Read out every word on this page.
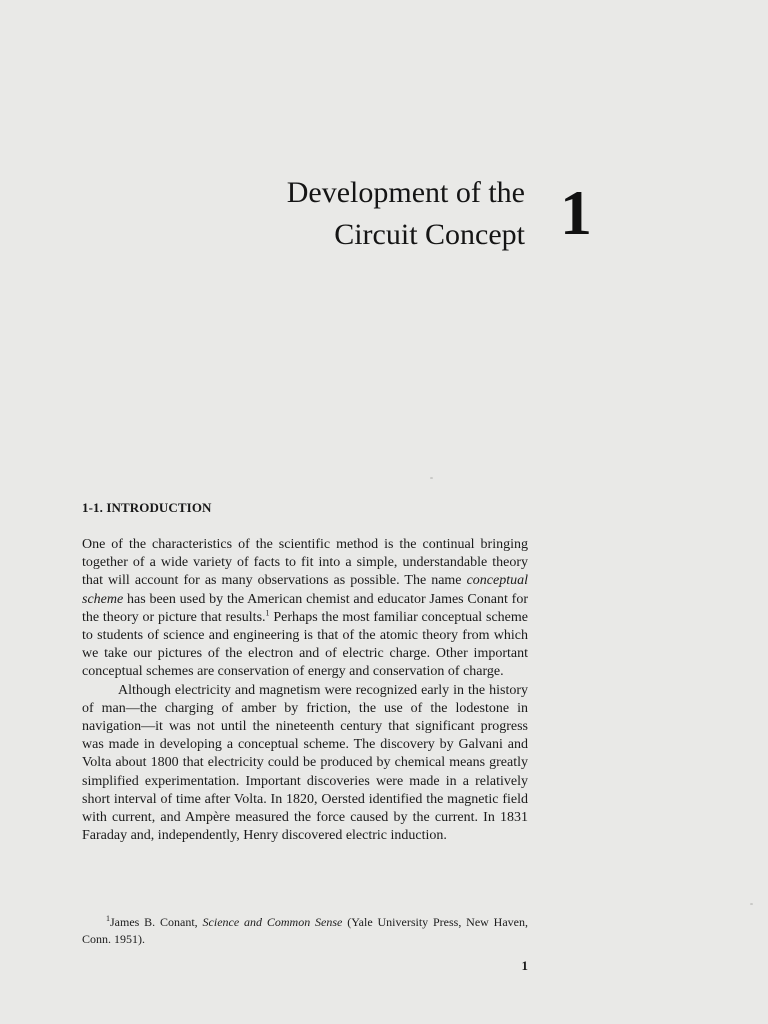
Development of the
Circuit Concept 1
1-1. INTRODUCTION

One of the characteristics of the scientific method is the continual bringing together of a wide variety of facts to fit into a simple, understandable theory that will account for as many observations as possible. The name conceptual scheme has been used by the American chemist and educator James Conant for the theory or picture that results.$^1$ Perhaps the most familiar conceptual scheme to students of science and engineering is that of the atomic theory from which we take our pictures of the electron and of electric charge. Other important conceptual schemes are conservation of energy and conservation of charge.

Although electricity and magnetism were recognized early in the history of man—the charging of amber by friction, the use of the lodestone in navigation—it was not until the nineteenth century that significant progress was made in developing a conceptual scheme. The discovery by Galvani and Volta about 1800 that electricity could be produced by chemical means greatly simplified experimentation. Important discoveries were made in a relatively short interval of time after Volta. In 1820, Oersted identified the magnetic field with current, and Ampère measured the force caused by the current. In 1831 Faraday and, independently, Henry discovered electric induction.

$^1$James B. Conant, Science and Common Sense (Yale University Press, New Haven, Conn. 1951).
1
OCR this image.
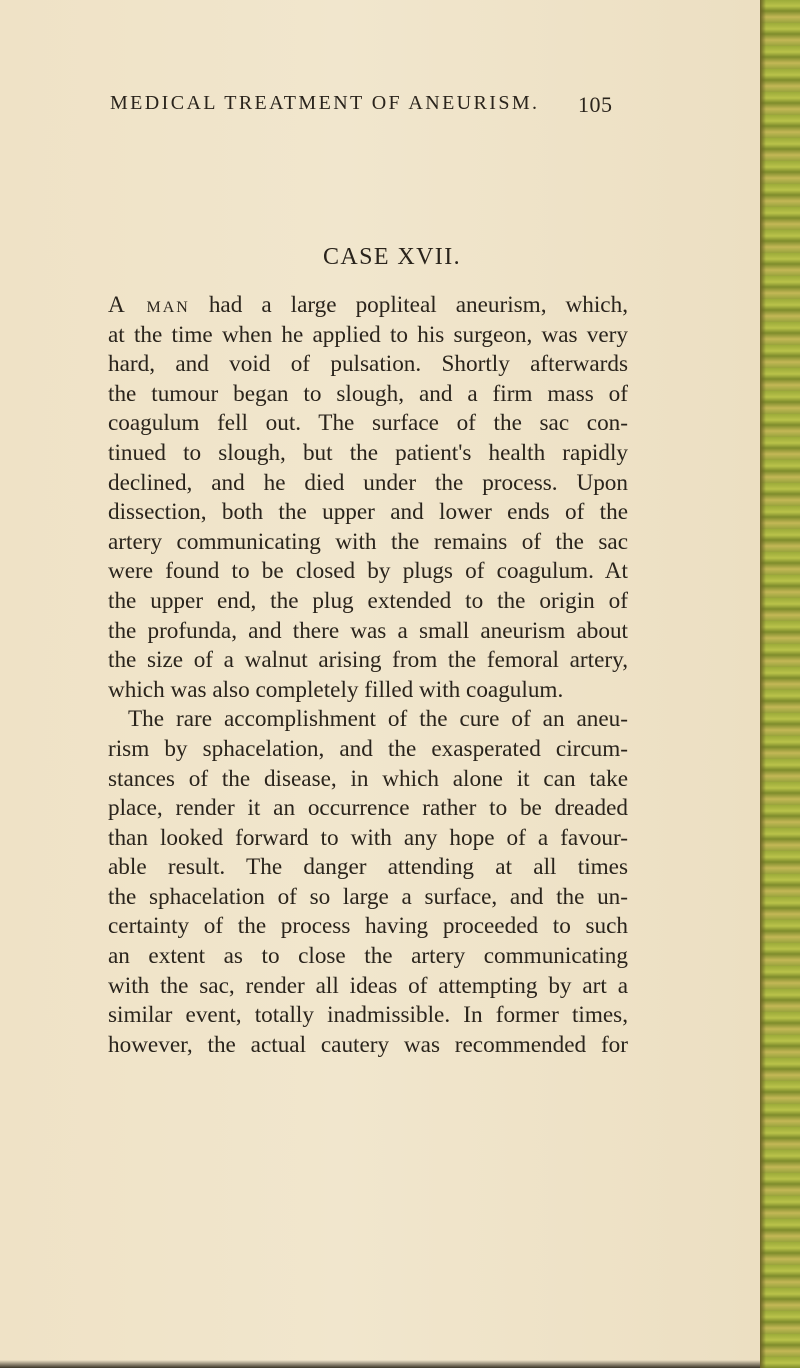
MEDICAL TREATMENT OF ANEURISM. 105
CASE XVII.
A man had a large popliteal aneurism, which,
at the time when he applied to his surgeon, was very
hard, and void of pulsation. Shortly afterwards
the tumour began to slough, and a firm mass of
coagulum fell out. The surface of the sac con-
tinued to slough, but the patient's health rapidly
declined, and he died under the process. Upon
dissection, both the upper and lower ends of the
artery communicating with the remains of the sac
were found to be closed by plugs of coagulum. At
the upper end, the plug extended to the origin of
the profunda, and there was a small aneurism about
the size of a walnut arising from the femoral artery,
which was also completely filled with coagulum.
The rare accomplishment of the cure of an aneu-
rism by sphacelation, and the exasperated circum-
stances of the disease, in which alone it can take
place, render it an occurrence rather to be dreaded
than looked forward to with any hope of a favour-
able result. The danger attending at all times
the sphacelation of so large a surface, and the un-
certainty of the process having proceeded to such
an extent as to close the artery communicating
with the sac, render all ideas of attempting by art a
similar event, totally inadmissible. In former times,
however, the actual cautery was recommended for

○ ○ ○ ○ ○

**WHAT TO WORK ON:** Make an exact copy of the listing above. Do not include the pictures.

**EXERCISE RESULT:**
Read out every word on this page.
Development of the
Circuit Concept 1
1-1. INTRODUCTION

One of the characteristics of the scientific method is the continual bringing together of a wide variety of facts to fit into a simple, understandable theory that will account for as many observations as possible. The name conceptual scheme has been used by the American chemist and educator James Conant for the theory or picture that results.$^1$ Perhaps the most familiar conceptual scheme to students of science and engineering is that of the atomic theory from which we take our pictures of the electron and of electric charge. Other important conceptual schemes are conservation of energy and conservation of charge.

Although electricity and magnetism were recognized early in the history of man—the charging of amber by friction, the use of the lodestone in navigation—it was not until the nineteenth century that significant progress was made in developing a conceptual scheme. The discovery by Galvani and Volta about 1800 that electricity could be produced by chemical means greatly simplified experimentation. Important discoveries were made in a relatively short interval of time after Volta. In 1820, Oersted identified the magnetic field with current, and Ampère measured the force caused by the current. In 1831 Faraday and, independently, Henry discovered electric induction.

$^1$James B. Conant, Science and Common Sense (Yale University Press, New Haven, Conn. 1951).
1
OCR this image.
MEDICAL TREATMENT OF ANEURISM. 105
CASE XVII.
A man had a large popliteal aneurism, which,
at the time when he applied to his surgeon, was very
hard, and void of pulsation. Shortly afterwards
the tumour began to slough, and a firm mass of
coagulum fell out. The surface of the sac con-
tinued to slough, but the patient's health rapidly
declined, and he died under the process. Upon
dissection, both the upper and lower ends of the
artery communicating with the remains of the sac
were found to be closed by plugs of coagulum. At
the upper end, the plug extended to the origin of
the profunda, and there was a small aneurism about
the size of a walnut arising from the femoral artery,
which was also completely filled with coagulum.
The rare accomplishment of the cure of an aneu-
rism by sphacelation, and the exasperated circum-
stances of the disease, in which alone it can take
place, render it an occurrence rather to be dreaded
than looked forward to with any hope of a favour-
able result. The danger attending at all times
the sphacelation of so large a surface, and the un-
certainty of the process having proceeded to such
an extent as to close the artery communicating
with the sac, render all ideas of attempting by art a
similar event, totally inadmissible. In former times,
however, the actual cautery was recommended for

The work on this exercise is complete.